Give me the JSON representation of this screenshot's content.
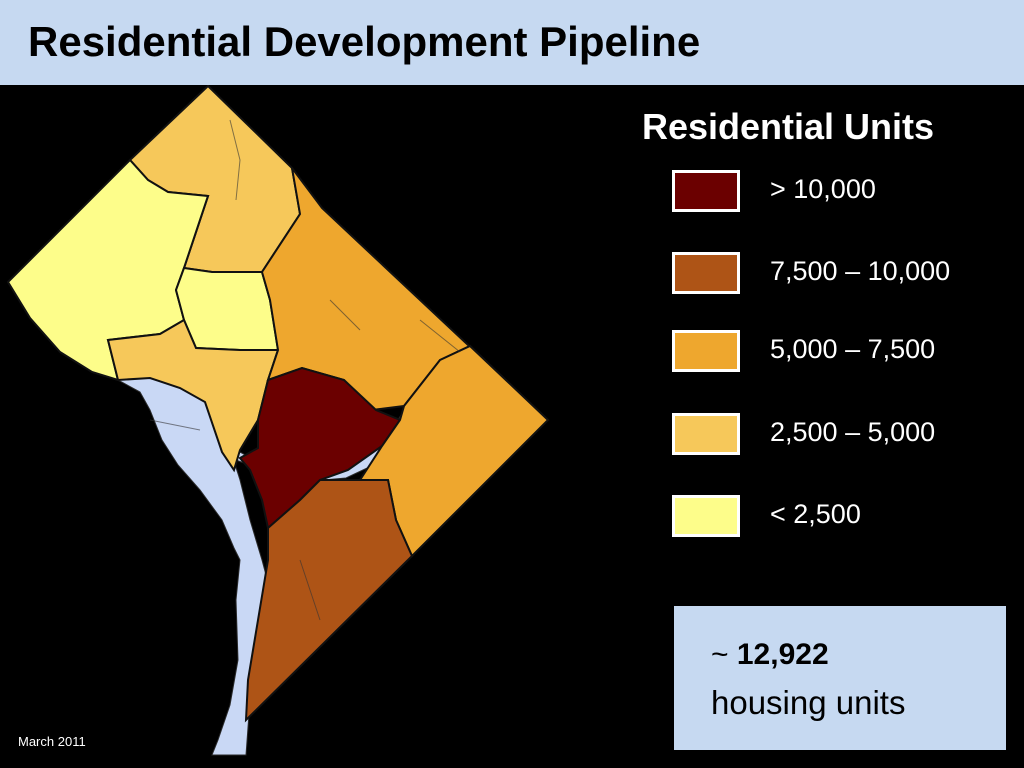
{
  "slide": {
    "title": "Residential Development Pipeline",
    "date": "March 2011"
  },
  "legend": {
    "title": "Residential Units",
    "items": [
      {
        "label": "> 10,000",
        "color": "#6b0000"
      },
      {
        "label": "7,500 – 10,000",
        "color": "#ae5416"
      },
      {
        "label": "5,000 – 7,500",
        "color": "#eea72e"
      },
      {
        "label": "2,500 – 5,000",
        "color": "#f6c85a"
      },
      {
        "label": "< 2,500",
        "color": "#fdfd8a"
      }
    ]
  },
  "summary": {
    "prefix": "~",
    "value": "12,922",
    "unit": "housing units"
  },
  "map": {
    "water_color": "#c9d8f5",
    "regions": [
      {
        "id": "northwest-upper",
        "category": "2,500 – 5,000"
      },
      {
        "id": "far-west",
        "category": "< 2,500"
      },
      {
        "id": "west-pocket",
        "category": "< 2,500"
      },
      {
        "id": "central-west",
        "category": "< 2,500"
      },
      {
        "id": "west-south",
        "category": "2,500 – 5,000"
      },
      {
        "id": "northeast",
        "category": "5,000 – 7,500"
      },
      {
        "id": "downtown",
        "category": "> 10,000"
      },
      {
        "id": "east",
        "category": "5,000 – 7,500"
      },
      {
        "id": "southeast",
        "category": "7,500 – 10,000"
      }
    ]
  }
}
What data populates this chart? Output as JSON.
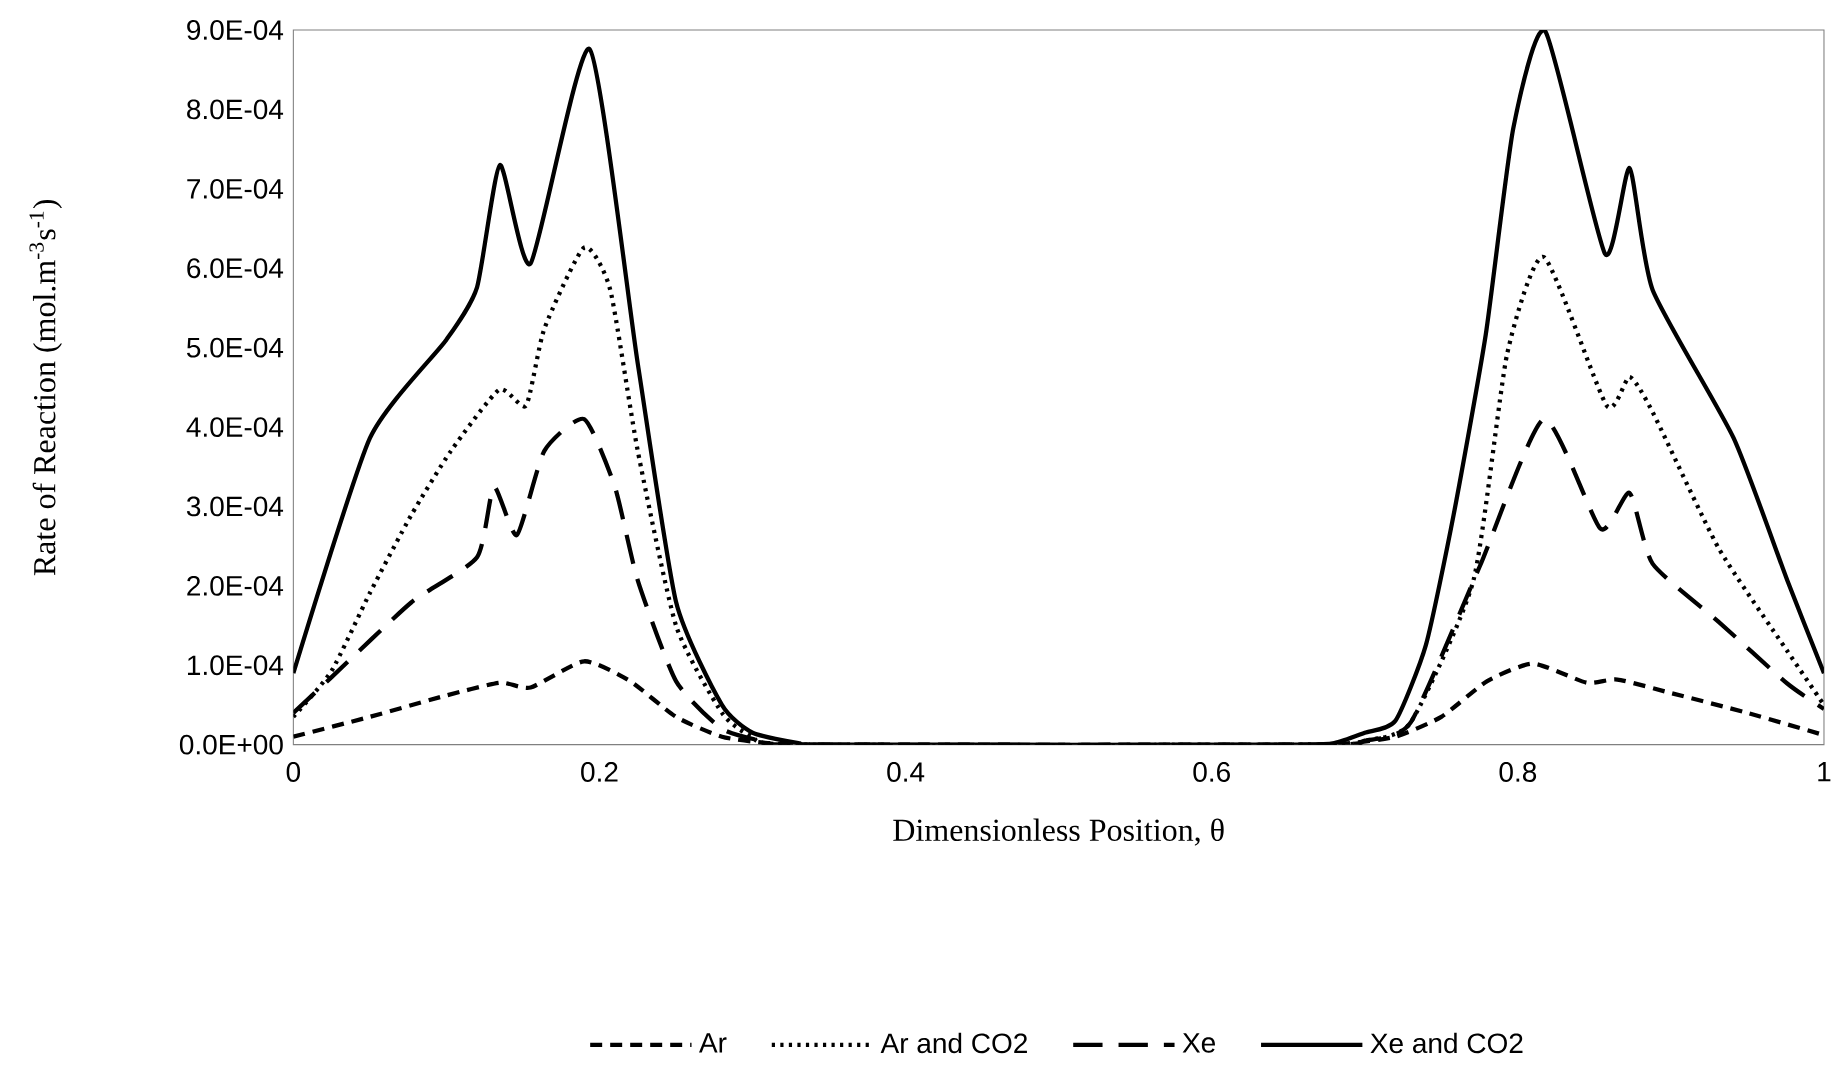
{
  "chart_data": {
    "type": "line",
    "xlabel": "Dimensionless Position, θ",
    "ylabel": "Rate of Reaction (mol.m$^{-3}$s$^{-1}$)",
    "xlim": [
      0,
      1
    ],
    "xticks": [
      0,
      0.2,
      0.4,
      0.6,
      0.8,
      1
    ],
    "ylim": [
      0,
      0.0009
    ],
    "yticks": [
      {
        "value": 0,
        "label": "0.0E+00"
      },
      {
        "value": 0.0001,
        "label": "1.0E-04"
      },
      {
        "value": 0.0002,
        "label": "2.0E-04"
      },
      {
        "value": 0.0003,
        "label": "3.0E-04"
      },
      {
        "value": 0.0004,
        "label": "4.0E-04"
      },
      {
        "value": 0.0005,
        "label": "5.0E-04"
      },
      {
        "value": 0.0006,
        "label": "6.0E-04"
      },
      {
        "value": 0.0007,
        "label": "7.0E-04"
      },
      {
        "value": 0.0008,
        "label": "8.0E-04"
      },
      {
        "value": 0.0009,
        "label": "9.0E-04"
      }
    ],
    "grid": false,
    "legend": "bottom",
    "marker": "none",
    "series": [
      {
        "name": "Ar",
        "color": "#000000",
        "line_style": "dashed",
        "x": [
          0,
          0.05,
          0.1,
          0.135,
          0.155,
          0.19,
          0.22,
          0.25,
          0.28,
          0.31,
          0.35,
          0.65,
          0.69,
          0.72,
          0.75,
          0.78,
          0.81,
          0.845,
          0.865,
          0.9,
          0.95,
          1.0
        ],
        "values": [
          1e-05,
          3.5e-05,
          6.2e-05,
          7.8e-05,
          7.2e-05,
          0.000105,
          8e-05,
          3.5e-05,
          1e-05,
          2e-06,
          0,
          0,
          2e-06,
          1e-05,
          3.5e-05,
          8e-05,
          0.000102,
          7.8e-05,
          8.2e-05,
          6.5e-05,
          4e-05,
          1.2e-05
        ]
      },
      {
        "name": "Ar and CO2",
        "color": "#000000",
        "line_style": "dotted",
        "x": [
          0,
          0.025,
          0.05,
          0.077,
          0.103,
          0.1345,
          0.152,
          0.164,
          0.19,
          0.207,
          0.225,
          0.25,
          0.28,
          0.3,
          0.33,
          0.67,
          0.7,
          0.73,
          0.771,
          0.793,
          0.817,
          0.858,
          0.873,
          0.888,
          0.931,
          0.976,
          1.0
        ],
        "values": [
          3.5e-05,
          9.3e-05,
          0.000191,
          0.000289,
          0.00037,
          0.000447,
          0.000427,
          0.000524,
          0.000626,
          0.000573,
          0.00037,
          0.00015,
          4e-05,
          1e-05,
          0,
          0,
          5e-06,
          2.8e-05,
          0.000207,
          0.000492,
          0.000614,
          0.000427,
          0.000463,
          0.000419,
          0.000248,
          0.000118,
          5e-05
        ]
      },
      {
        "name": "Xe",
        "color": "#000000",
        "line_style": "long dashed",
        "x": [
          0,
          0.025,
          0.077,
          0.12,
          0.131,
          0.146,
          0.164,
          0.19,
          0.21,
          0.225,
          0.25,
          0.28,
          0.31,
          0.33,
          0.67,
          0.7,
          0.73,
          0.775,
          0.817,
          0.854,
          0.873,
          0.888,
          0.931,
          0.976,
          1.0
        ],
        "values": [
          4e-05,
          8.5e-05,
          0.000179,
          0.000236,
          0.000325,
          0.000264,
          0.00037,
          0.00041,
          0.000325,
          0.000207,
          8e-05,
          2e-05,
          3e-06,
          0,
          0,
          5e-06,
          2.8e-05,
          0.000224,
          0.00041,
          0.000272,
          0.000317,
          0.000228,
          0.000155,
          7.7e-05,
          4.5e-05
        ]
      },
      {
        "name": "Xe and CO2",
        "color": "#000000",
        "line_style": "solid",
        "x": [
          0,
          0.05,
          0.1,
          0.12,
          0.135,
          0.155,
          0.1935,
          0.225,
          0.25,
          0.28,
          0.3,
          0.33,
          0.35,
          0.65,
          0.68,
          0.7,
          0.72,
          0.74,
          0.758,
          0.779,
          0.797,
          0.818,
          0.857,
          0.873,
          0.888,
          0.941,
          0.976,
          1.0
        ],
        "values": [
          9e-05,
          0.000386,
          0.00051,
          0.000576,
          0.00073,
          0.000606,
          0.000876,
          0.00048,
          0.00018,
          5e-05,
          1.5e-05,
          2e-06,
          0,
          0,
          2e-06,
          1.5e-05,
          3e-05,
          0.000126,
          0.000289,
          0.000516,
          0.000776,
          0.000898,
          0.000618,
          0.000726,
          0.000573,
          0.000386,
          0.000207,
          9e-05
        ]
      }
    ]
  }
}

* * *

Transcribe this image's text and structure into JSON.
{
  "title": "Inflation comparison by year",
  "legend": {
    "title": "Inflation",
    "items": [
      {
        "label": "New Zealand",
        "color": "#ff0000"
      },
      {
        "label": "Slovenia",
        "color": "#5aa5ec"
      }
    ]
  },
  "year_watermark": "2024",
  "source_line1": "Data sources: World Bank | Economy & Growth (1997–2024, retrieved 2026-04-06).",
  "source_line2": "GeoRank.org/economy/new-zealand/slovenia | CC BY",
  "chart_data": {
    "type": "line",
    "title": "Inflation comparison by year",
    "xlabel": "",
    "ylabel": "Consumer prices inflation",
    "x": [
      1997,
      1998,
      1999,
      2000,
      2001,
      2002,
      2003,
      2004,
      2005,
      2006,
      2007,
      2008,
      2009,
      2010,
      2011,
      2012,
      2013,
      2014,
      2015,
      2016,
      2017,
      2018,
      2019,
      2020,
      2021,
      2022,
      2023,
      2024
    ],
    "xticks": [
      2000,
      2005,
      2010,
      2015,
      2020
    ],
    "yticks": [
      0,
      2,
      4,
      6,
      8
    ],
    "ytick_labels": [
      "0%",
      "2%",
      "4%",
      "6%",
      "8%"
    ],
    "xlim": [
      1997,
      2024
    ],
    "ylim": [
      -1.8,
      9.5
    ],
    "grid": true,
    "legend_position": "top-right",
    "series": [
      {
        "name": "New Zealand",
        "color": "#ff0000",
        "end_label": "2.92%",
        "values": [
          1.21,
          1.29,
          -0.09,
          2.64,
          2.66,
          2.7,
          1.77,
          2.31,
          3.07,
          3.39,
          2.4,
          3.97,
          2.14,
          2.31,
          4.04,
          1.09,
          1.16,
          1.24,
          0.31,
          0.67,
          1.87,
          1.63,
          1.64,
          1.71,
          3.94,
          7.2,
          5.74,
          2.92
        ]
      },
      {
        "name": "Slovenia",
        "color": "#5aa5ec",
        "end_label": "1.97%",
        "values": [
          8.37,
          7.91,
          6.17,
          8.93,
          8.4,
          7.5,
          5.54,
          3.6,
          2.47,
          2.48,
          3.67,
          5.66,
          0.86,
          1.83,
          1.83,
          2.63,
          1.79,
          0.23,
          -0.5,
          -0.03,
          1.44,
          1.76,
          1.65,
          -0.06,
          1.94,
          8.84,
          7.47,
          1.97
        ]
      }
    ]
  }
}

### [TO BE DONE]
Output a single number: how many lines contain the word "xlabel".

### [RESPONSE BELOW]
2